Repeat all of the data precisely.

────

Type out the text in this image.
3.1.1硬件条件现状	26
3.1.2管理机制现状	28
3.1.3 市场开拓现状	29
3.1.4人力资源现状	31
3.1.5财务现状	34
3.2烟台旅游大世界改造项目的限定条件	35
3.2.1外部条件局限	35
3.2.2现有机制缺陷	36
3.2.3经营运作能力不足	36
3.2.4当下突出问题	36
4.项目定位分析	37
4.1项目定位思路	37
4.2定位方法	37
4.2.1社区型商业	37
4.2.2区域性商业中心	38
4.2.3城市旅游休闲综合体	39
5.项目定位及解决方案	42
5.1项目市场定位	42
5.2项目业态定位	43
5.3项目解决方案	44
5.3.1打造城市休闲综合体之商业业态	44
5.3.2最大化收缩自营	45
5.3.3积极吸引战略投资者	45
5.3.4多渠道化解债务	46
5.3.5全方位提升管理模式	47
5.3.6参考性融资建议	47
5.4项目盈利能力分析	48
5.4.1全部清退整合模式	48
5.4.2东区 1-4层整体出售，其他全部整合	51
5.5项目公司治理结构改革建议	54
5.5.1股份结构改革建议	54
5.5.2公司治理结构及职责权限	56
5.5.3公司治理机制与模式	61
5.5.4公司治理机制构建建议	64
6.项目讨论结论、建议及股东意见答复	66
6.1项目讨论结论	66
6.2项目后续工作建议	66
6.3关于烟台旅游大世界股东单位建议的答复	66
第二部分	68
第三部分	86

────

▶ Written reply
Type out the text in this image.
3.1.1硬件条件现状	26
3.1.2管理机制现状	28
3.1.3 市场开拓现状	29
3.1.4人力资源现状	31
3.1.5财务现状	34
3.2烟台旅游大世界改造项目的限定条件	35
3.2.1外部条件局限	35
3.2.2现有机制缺陷	36
3.2.3经营运作能力不足	36
3.2.4当下突出问题	36
4.项目定位分析	37
4.1项目定位思路	37
4.2定位方法	37
4.2.1社区型商业	37
4.2.2区域性商业中心	38
4.2.3城市旅游休闲综合体	39
5.项目定位及解决方案	42
5.1项目市场定位	42
5.2项目业态定位	43
5.3项目解决方案	44
5.3.1打造城市休闲综合体之商业业态	44
5.3.2最大化收缩自营	45
5.3.3积极吸引战略投资者	45
5.3.4多渠道化解债务	46
5.3.5全方位提升管理模式	47
5.3.6参考性融资建议	47
5.4项目盈利能力分析	48
5.4.1全部清退整合模式	48
5.4.2东区 1-4层整体出售，其他全部整合	51
5.5项目公司治理结构改革建议	54
5.5.1股份结构改革建议	54
5.5.2公司治理结构及职责权限	56
5.5.3公司治理机制与模式	61
5.5.4公司治理机制构建建议	64
6.项目讨论结论、建议及股东意见答复	66
6.1项目讨论结论	66
6.2项目后续工作建议	66
6.3关于烟台旅游大世界股东单位建议的答复	66
第二部分	68
第三部分	86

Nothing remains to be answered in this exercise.